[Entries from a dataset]
┌──

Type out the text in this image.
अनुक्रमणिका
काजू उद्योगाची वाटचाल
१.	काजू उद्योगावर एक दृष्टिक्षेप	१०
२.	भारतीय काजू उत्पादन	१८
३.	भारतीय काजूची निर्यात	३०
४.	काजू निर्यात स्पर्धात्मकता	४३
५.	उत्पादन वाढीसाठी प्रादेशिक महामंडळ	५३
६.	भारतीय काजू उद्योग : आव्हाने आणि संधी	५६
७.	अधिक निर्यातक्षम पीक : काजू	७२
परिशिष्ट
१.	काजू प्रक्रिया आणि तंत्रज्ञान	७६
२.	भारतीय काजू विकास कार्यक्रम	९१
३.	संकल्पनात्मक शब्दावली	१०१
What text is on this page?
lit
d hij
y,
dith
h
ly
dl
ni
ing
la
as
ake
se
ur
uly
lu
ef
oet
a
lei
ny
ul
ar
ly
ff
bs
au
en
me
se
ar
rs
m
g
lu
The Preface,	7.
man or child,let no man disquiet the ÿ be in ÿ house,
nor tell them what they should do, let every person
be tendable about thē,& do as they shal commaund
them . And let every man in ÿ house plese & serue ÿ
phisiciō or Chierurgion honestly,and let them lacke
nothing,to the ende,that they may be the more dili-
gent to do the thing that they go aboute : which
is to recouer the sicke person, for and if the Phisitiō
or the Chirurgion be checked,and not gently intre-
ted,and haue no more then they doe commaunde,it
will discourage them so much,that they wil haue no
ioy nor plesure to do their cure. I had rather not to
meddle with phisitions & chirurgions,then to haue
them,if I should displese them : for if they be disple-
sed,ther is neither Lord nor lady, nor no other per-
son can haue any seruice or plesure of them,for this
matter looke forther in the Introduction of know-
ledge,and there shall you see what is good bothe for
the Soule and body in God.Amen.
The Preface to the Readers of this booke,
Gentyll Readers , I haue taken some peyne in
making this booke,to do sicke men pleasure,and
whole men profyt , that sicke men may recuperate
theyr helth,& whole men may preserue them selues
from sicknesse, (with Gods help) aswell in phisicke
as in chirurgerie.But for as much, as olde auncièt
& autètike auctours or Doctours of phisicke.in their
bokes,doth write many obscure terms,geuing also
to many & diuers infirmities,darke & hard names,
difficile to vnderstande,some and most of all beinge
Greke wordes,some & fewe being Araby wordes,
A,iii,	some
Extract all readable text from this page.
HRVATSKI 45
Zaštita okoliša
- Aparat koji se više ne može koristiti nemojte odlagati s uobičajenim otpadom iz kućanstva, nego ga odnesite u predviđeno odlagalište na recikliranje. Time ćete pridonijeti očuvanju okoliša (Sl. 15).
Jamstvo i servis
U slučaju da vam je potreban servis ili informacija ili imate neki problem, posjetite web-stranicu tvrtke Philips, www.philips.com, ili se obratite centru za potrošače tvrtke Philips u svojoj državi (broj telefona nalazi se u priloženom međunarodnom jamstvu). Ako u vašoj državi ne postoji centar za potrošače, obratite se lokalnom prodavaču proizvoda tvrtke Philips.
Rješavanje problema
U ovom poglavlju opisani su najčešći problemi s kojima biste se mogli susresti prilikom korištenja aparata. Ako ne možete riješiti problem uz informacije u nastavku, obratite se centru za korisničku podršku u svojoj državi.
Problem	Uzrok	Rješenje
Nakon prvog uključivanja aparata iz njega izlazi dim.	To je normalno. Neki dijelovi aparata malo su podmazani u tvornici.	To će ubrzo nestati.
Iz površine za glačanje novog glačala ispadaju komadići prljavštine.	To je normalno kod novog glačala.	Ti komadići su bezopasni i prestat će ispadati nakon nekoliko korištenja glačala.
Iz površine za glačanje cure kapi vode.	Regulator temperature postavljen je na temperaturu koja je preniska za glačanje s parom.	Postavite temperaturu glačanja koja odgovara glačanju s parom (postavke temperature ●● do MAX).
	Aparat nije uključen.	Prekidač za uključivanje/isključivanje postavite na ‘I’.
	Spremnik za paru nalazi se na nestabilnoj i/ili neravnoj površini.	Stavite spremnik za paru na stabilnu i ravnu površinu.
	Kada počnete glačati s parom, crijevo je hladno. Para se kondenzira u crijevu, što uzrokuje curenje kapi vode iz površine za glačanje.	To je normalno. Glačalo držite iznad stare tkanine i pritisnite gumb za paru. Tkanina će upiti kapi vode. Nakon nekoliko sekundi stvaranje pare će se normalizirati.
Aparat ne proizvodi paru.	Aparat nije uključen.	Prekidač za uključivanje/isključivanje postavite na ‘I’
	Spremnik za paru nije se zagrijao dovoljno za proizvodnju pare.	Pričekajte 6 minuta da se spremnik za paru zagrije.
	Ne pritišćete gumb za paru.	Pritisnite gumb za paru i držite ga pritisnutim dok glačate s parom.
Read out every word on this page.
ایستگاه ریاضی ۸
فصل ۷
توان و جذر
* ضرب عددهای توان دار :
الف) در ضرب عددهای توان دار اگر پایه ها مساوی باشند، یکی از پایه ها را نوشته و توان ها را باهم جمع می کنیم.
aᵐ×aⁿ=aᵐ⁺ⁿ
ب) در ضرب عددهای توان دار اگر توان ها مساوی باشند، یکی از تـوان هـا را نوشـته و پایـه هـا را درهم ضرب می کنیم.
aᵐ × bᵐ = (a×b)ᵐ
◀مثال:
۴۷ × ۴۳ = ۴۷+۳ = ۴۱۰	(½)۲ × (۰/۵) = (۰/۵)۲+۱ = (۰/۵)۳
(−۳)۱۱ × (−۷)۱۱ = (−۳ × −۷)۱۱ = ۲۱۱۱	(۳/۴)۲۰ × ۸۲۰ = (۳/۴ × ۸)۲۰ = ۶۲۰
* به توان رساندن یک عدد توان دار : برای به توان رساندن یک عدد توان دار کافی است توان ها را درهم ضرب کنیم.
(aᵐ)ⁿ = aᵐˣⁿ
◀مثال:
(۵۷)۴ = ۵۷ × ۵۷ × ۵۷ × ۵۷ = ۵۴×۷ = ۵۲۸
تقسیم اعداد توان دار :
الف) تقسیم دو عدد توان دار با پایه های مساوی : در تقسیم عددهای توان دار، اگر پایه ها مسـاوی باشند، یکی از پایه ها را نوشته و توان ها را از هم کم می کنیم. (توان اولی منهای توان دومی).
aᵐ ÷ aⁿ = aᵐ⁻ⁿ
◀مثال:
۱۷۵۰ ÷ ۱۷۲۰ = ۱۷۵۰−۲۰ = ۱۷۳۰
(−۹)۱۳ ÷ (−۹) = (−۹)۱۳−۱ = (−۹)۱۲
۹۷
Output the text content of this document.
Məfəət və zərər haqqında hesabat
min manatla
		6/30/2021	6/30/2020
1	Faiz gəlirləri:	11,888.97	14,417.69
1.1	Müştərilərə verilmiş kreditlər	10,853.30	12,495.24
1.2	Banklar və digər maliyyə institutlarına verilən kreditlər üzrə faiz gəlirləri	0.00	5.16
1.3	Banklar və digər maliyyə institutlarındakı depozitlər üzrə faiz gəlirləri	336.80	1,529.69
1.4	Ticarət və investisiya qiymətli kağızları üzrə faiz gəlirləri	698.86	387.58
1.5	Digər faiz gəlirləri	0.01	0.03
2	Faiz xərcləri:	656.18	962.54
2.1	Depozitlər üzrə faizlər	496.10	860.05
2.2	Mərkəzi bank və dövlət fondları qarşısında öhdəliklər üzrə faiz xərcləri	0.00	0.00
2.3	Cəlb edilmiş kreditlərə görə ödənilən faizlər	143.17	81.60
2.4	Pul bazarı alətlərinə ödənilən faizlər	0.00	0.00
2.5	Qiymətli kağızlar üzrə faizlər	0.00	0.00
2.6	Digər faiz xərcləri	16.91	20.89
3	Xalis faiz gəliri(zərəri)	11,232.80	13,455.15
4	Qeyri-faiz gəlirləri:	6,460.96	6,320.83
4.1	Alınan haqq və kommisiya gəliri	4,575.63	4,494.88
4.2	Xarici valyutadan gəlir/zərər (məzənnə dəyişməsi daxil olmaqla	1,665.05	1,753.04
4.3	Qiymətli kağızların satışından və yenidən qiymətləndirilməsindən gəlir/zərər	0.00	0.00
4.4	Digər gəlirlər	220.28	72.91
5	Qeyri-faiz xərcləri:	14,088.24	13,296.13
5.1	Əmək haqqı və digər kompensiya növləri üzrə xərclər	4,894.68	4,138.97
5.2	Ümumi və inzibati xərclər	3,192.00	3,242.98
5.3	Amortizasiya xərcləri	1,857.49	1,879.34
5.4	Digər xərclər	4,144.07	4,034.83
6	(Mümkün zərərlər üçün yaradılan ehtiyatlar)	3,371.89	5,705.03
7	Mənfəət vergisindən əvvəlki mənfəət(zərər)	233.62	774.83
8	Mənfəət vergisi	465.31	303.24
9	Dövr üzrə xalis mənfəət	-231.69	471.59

└──

REQUIREMENTS ->
Copy out every line of the listing that contains the string "parom".

THE REPLY ->
Iz površine za glačanje cure kapi vode.	Regulator temperature postavljen je na temperaturu koja je preniska za glačanje s parom.	Postavite temperaturu glačanja koja odgovara glačanju s parom (postavke temperature ●● do MAX).
	Kada počnete glačati s parom, crijevo je hladno. Para se kondenzira u crijevu, što uzrokuje curenje kapi vode iz površine za glačanje.	To je normalno. Glačalo držite iznad stare tkanine i pritisnite gumb za paru. Tkanina će upiti kapi vode. Nakon nekoliko sekundi stvaranje pare će se normalizirati.
	Ne pritišćete gumb za paru.	Pritisnite gumb za paru i držite ga pritisnutim dok glačate s parom.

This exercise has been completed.